=== Texto apresentado ===
☆ ☆ ☆ ☆ ☆ ☆ ☆

No princípio, Deus amou. Por causa do Seu amor, Ele
criou. No livro de Gênesis, Deus lança diversas afirmações comparadas ao som de
uma orquestra. “Haja luz” (Gn. 1:3) foi a primeira afirmativa e, como uma nota
musical, soou das cordas vocais do Criador em direção a terra. Logo em seguida,
Deus ordenou: “haja uma expansão no meio das águas” (Gn. 1:6), e a melodia
apressou-se em obedecer a ordem divina, separando águas e águas.
Nos primeiros dias da criação, cada palavra que fluía
do coração de Deus desenhava formas e cores que enfeitavam a terra. Árvores,
sementes, o sol, a lua e os animais, cada qual brotava de um novo acorde,
despertados pelo som celeste. Surge o primeiro homem e, mais uma vez, são as
cordas vocais do próprio Deus que se encarregam de anunciar o sonho uníssono da
Trindade: “Façamos o homem à nossa imagem e semelhança” (Gn. 1:26). Da mesma
boca sai o sopro vivificante, inaugurando a vida nos pulmões de Adão.
O sopro divino passeava pelo corpo do novo homem.

☆ ☆ ☆ ☆ ☆ ☆ ☆

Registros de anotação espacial
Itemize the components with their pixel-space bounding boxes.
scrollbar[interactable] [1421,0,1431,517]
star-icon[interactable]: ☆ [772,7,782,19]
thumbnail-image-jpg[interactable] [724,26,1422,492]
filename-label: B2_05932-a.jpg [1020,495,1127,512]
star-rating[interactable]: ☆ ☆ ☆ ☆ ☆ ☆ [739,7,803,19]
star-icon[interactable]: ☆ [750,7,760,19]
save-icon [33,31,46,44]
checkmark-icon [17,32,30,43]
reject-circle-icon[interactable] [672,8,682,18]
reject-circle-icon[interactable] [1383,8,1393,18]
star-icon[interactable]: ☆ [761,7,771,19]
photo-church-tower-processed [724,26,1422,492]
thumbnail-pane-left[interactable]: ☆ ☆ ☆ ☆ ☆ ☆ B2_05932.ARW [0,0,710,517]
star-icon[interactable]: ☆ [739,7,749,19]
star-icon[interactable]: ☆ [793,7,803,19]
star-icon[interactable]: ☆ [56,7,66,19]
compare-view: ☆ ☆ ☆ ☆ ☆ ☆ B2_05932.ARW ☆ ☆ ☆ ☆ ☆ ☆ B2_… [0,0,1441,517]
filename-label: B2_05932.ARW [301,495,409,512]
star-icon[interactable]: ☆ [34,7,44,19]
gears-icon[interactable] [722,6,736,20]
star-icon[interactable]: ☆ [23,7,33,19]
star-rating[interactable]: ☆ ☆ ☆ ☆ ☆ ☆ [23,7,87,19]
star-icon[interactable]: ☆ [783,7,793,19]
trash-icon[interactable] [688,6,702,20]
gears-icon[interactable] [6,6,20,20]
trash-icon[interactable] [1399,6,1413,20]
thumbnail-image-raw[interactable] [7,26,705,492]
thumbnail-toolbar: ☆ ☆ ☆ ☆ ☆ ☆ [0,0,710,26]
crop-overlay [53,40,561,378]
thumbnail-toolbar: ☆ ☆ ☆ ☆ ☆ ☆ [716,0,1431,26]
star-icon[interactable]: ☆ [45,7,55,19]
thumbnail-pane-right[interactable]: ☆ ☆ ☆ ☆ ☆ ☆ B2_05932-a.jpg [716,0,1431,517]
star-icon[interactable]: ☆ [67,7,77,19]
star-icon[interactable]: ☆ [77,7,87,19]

☆ ☆ ☆ ☆ ☆ ☆ ☆

=== Tarefas propostas ===
1. Converta em lista o parágrafo do texto sobre a criação iniciado por "No princípio, Deus amou", preservando seus fatos principais.
2. Dê prosseguimento ao texto sobre a criação a partir da última frase apresentada.

=== Respostas esperadas ===
1.
- No princípio, Deus amou e, por causa desse amor, criou.
- No livro de Gênesis, Deus faz diversas afirmações, comparadas ao som de uma orquestra.
- A primeira foi "Haja luz" (Gn. 1:3), que soou como uma nota musical das cordas vocais do Criador em direção à terra.
- Em seguida veio a ordem "haja uma expansão no meio das águas" (Gn. 1:6), e a melodia obedeceu, separando águas e águas.

2.
Quando Deus decide criar a mulher, busca a matéria-prima na mesma região dos
pulmões: “E da costela… formou uma mulher” (Gn. 2:22). Logo na criação, Deus já
estabelecia a missão da mulher. Formada de uma costela – parte do corpo que tem
a função de proteger, principalmente, o pulmão –, Eva já nascia com a
incumbência de fornecer abrigo. Não foi à toa que Deus escolheu a mulher para
carregar no ventre as vidas que haviam de existir, além de “programar” uma farta
produção de leite no corpo feminino para o sustento de Seus filhos.
Pronto. Estava concluído o trabalho da criação.
De repente, um agudo estridente fere os ouvidos de
Deus. A perfeita ordem de Sua melodia desafina com a chegada do pecado. Neste
exato momento, após tantas afirmativas divinas, irrompe no Universo a primeira
pergunta do Criador. Em Gênesis 3.9 vemos o primeiro ponto de interrogação
vindo da parte de Deus: “Onde estás?”. A questão revela duas coisas bastante
pertinentes: um Deus que se prontifica a resolver problemas e sai à procura
daqueles que criou e ama intensamente e a nova imagem do homem (agora decaído),
que foge e procura se esconder.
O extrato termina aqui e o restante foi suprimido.